* **WHAT TO WORK ON**:
Omit the images. Copy each entry word for word.

________________________

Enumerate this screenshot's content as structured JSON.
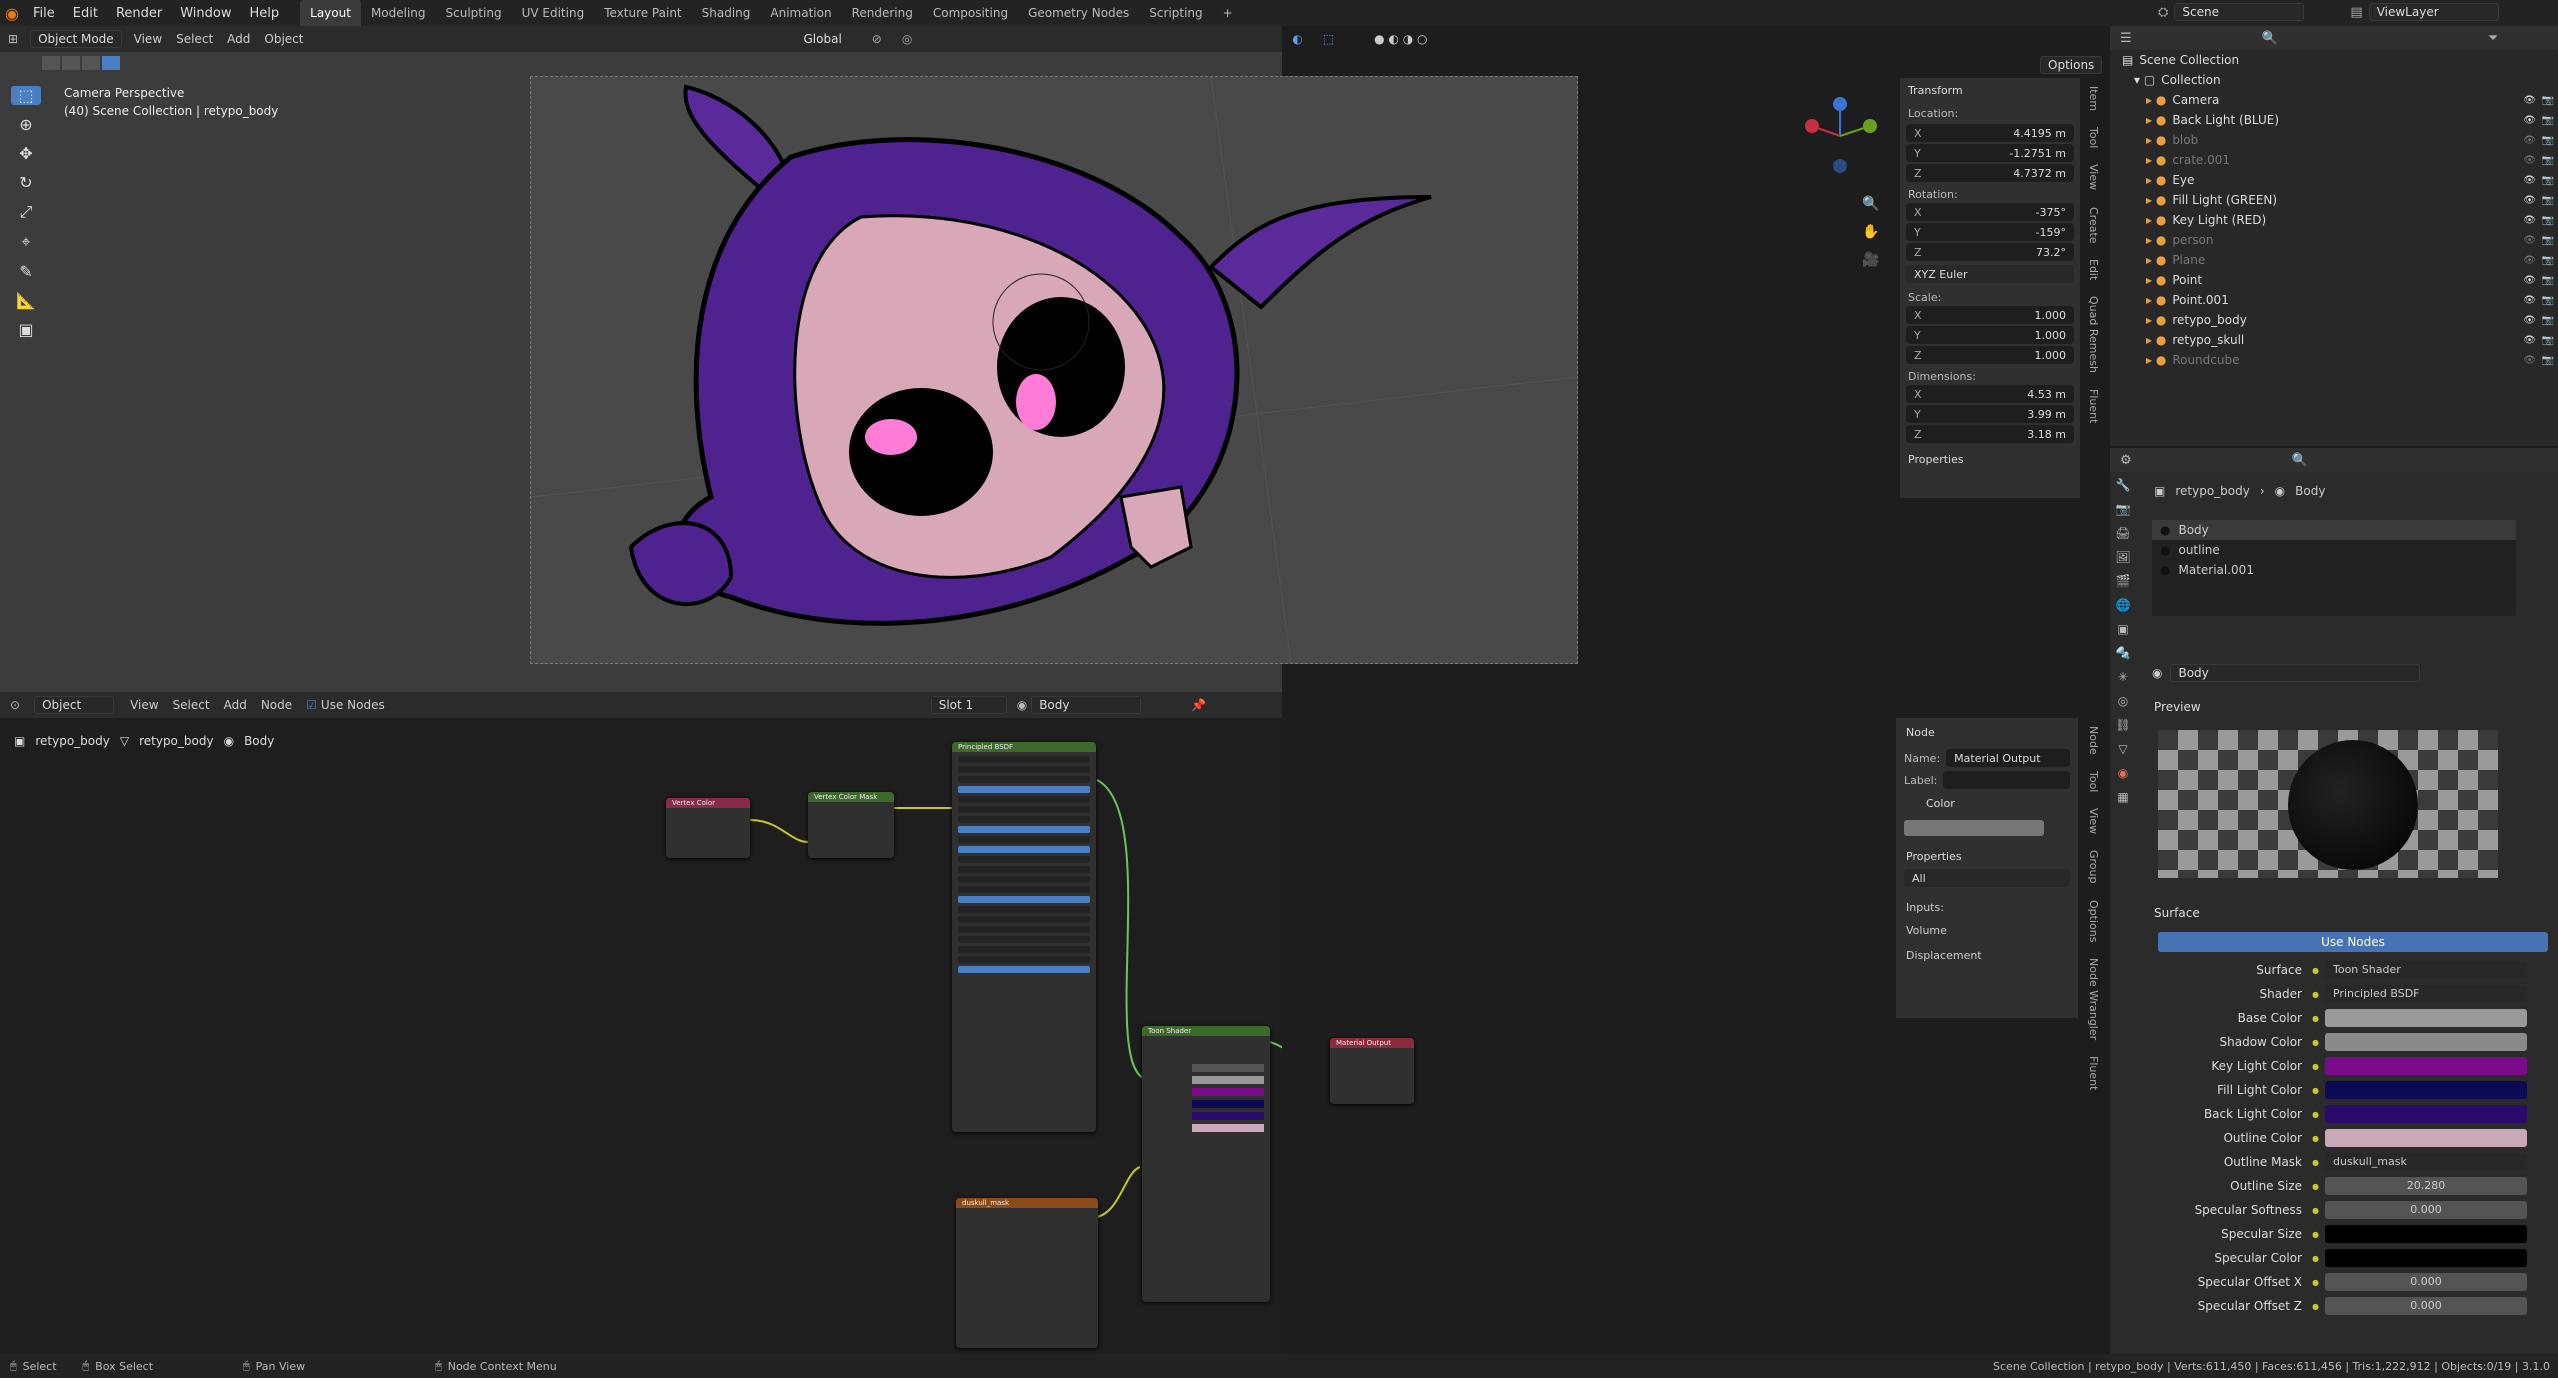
{
  "menu": {
    "file": "File",
    "edit": "Edit",
    "render": "Render",
    "window": "Window",
    "help": "Help"
  },
  "workspaces": [
    "Layout",
    "Modeling",
    "Sculpting",
    "UV Editing",
    "Texture Paint",
    "Shading",
    "Animation",
    "Rendering",
    "Compositing",
    "Geometry Nodes",
    "Scripting",
    "+"
  ],
  "topright": {
    "scene": "Scene",
    "viewlayer": "ViewLayer"
  },
  "viewport": {
    "mode": "Object Mode",
    "view": "View",
    "select": "Select",
    "add": "Add",
    "object": "Object",
    "orientation": "Global",
    "options": "Options",
    "camera_title": "Camera Perspective",
    "camera_sub": "(40) Scene Collection | retypo_body"
  },
  "npanel": {
    "transform": "Transform",
    "location": "Location:",
    "rotation": "Rotation:",
    "scale": "Scale:",
    "dimensions": "Dimensions:",
    "properties": "Properties",
    "euler": "XYZ Euler",
    "loc": [
      {
        "k": "X",
        "v": "4.4195 m"
      },
      {
        "k": "Y",
        "v": "-1.2751 m"
      },
      {
        "k": "Z",
        "v": "4.7372 m"
      }
    ],
    "rot": [
      {
        "k": "X",
        "v": "-375°"
      },
      {
        "k": "Y",
        "v": "-159°"
      },
      {
        "k": "Z",
        "v": "73.2°"
      }
    ],
    "scl": [
      {
        "k": "X",
        "v": "1.000"
      },
      {
        "k": "Y",
        "v": "1.000"
      },
      {
        "k": "Z",
        "v": "1.000"
      }
    ],
    "dim": [
      {
        "k": "X",
        "v": "4.53 m"
      },
      {
        "k": "Y",
        "v": "3.99 m"
      },
      {
        "k": "Z",
        "v": "3.18 m"
      }
    ],
    "tabs": [
      "Item",
      "Tool",
      "View",
      "Create",
      "Edit",
      "Quad Remesh",
      "Fluent"
    ]
  },
  "outliner": {
    "scene_collection": "Scene Collection",
    "collection": "Collection",
    "items": [
      "Camera",
      "Back Light (BLUE)",
      "blob",
      "crate.001",
      "Eye",
      "Fill Light (GREEN)",
      "Key Light (RED)",
      "person",
      "Plane",
      "Point",
      "Point.001",
      "retypo_body",
      "retypo_skull",
      "Roundcube"
    ]
  },
  "props": {
    "crumb_obj": "retypo_body",
    "crumb_mat": "Body",
    "slots": [
      "Body",
      "outline",
      "Material.001"
    ],
    "material": "Body",
    "preview": "Preview",
    "surface": "Surface",
    "use_nodes": "Use Nodes",
    "fields": [
      {
        "k": "Surface",
        "v": "Toon Shader"
      },
      {
        "k": "Shader",
        "v": "Principled BSDF"
      },
      {
        "k": "Base Color",
        "v": ""
      },
      {
        "k": "Shadow Color",
        "v": ""
      },
      {
        "k": "Key Light Color",
        "v": ""
      },
      {
        "k": "Fill Light Color",
        "v": ""
      },
      {
        "k": "Back Light Color",
        "v": ""
      },
      {
        "k": "Outline Color",
        "v": ""
      },
      {
        "k": "Outline Mask",
        "v": "duskull_mask"
      },
      {
        "k": "Outline Size",
        "v": "20.280"
      },
      {
        "k": "Specular Softness",
        "v": "0.000"
      },
      {
        "k": "Specular Size",
        "v": ""
      },
      {
        "k": "Specular Color",
        "v": ""
      },
      {
        "k": "Specular Offset X",
        "v": "0.000"
      },
      {
        "k": "Specular Offset Z",
        "v": "0.000"
      }
    ],
    "colors": {
      "base": "#9a9a9a",
      "shadow": "#8a8a8a",
      "key": "#7a0a8a",
      "fill": "#0b0b55",
      "back": "#2a0a6a",
      "outline": "#c9a8b8",
      "spec_size": "#000000",
      "spec_color": "#000000"
    }
  },
  "nodeeditor": {
    "object": "Object",
    "view": "View",
    "select": "Select",
    "add": "Add",
    "node": "Node",
    "use_nodes": "Use Nodes",
    "slot": "Slot 1",
    "material": "Body",
    "crumb1": "retypo_body",
    "crumb2": "retypo_body",
    "crumb3": "Body",
    "side": {
      "node": "Node",
      "name_label": "Name:",
      "name_value": "Material Output",
      "label_label": "Label:",
      "color": "Color",
      "properties": "Properties",
      "all": "All",
      "inputs": "Inputs:",
      "volume": "Volume",
      "displacement": "Displacement"
    },
    "tabs": [
      "Node",
      "Tool",
      "View",
      "Group",
      "Options",
      "Node Wrangler",
      "Fluent"
    ],
    "nodes": {
      "vc": "Vertex Color",
      "vcm": "Vertex Color Mask",
      "bsdf": "Principled BSDF",
      "toon": "Toon Shader",
      "out": "Material Output",
      "mask": "duskull_mask"
    }
  },
  "status": {
    "select": "Select",
    "box": "Box Select",
    "pan": "Pan View",
    "ctx": "Node Context Menu",
    "info": "Scene Collection | retypo_body | Verts:611,450 | Faces:611,456 | Tris:1,222,912 | Objects:0/19 | 3.1.0"
  }
}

________________________

* **OUTPUT BELOW**:
Enumerate this screenshot's content as structured JSON.
{
  "menu": {
    "file": "File",
    "edit": "Edit",
    "render": "Render",
    "window": "Window",
    "help": "Help"
  },
  "workspaces": [
    "Layout",
    "Modeling",
    "Sculpting",
    "UV Editing",
    "Texture Paint",
    "Shading",
    "Animation",
    "Rendering",
    "Compositing",
    "Geometry Nodes",
    "Scripting",
    "+"
  ],
  "topright": {
    "scene": "Scene",
    "viewlayer": "ViewLayer"
  },
  "viewport": {
    "mode": "Object Mode",
    "view": "View",
    "select": "Select",
    "add": "Add",
    "object": "Object",
    "orientation": "Global",
    "options": "Options",
    "camera_title": "Camera Perspective",
    "camera_sub": "(40) Scene Collection | retypo_body"
  },
  "npanel": {
    "transform": "Transform",
    "location": "Location:",
    "rotation": "Rotation:",
    "scale": "Scale:",
    "dimensions": "Dimensions:",
    "properties": "Properties",
    "euler": "XYZ Euler",
    "loc": [
      {
        "k": "X",
        "v": "4.4195 m"
      },
      {
        "k": "Y",
        "v": "-1.2751 m"
      },
      {
        "k": "Z",
        "v": "4.7372 m"
      }
    ],
    "rot": [
      {
        "k": "X",
        "v": "-375°"
      },
      {
        "k": "Y",
        "v": "-159°"
      },
      {
        "k": "Z",
        "v": "73.2°"
      }
    ],
    "scl": [
      {
        "k": "X",
        "v": "1.000"
      },
      {
        "k": "Y",
        "v": "1.000"
      },
      {
        "k": "Z",
        "v": "1.000"
      }
    ],
    "dim": [
      {
        "k": "X",
        "v": "4.53 m"
      },
      {
        "k": "Y",
        "v": "3.99 m"
      },
      {
        "k": "Z",
        "v": "3.18 m"
      }
    ],
    "tabs": [
      "Item",
      "Tool",
      "View",
      "Create",
      "Edit",
      "Quad Remesh",
      "Fluent"
    ]
  },
  "outliner": {
    "scene_collection": "Scene Collection",
    "collection": "Collection",
    "items": [
      "Camera",
      "Back Light (BLUE)",
      "blob",
      "crate.001",
      "Eye",
      "Fill Light (GREEN)",
      "Key Light (RED)",
      "person",
      "Plane",
      "Point",
      "Point.001",
      "retypo_body",
      "retypo_skull",
      "Roundcube"
    ]
  },
  "props": {
    "crumb_obj": "retypo_body",
    "crumb_mat": "Body",
    "slots": [
      "Body",
      "outline",
      "Material.001"
    ],
    "material": "Body",
    "preview": "Preview",
    "surface": "Surface",
    "use_nodes": "Use Nodes",
    "fields": [
      {
        "k": "Surface",
        "v": "Toon Shader"
      },
      {
        "k": "Shader",
        "v": "Principled BSDF"
      },
      {
        "k": "Base Color",
        "v": ""
      },
      {
        "k": "Shadow Color",
        "v": ""
      },
      {
        "k": "Key Light Color",
        "v": ""
      },
      {
        "k": "Fill Light Color",
        "v": ""
      },
      {
        "k": "Back Light Color",
        "v": ""
      },
      {
        "k": "Outline Color",
        "v": ""
      },
      {
        "k": "Outline Mask",
        "v": "duskull_mask"
      },
      {
        "k": "Outline Size",
        "v": "20.280"
      },
      {
        "k": "Specular Softness",
        "v": "0.000"
      },
      {
        "k": "Specular Size",
        "v": ""
      },
      {
        "k": "Specular Color",
        "v": ""
      },
      {
        "k": "Specular Offset X",
        "v": "0.000"
      },
      {
        "k": "Specular Offset Z",
        "v": "0.000"
      }
    ],
    "colors": {
      "base": "#9a9a9a",
      "shadow": "#8a8a8a",
      "key": "#7a0a8a",
      "fill": "#0b0b55",
      "back": "#2a0a6a",
      "outline": "#c9a8b8",
      "spec_size": "#000000",
      "spec_color": "#000000"
    }
  },
  "nodeeditor": {
    "object": "Object",
    "view": "View",
    "select": "Select",
    "add": "Add",
    "node": "Node",
    "use_nodes": "Use Nodes",
    "slot": "Slot 1",
    "material": "Body",
    "crumb1": "retypo_body",
    "crumb2": "retypo_body",
    "crumb3": "Body",
    "side": {
      "node": "Node",
      "name_label": "Name:",
      "name_value": "Material Output",
      "label_label": "Label:",
      "color": "Color",
      "properties": "Properties",
      "all": "All",
      "inputs": "Inputs:",
      "volume": "Volume",
      "displacement": "Displacement"
    },
    "tabs": [
      "Node",
      "Tool",
      "View",
      "Group",
      "Options",
      "Node Wrangler",
      "Fluent"
    ],
    "nodes": {
      "vc": "Vertex Color",
      "vcm": "Vertex Color Mask",
      "bsdf": "Principled BSDF",
      "toon": "Toon Shader",
      "out": "Material Output",
      "mask": "duskull_mask"
    }
  },
  "status": {
    "select": "Select",
    "box": "Box Select",
    "pan": "Pan View",
    "ctx": "Node Context Menu",
    "info": "Scene Collection | retypo_body | Verts:611,450 | Faces:611,456 | Tris:1,222,912 | Objects:0/19 | 3.1.0"
  }
}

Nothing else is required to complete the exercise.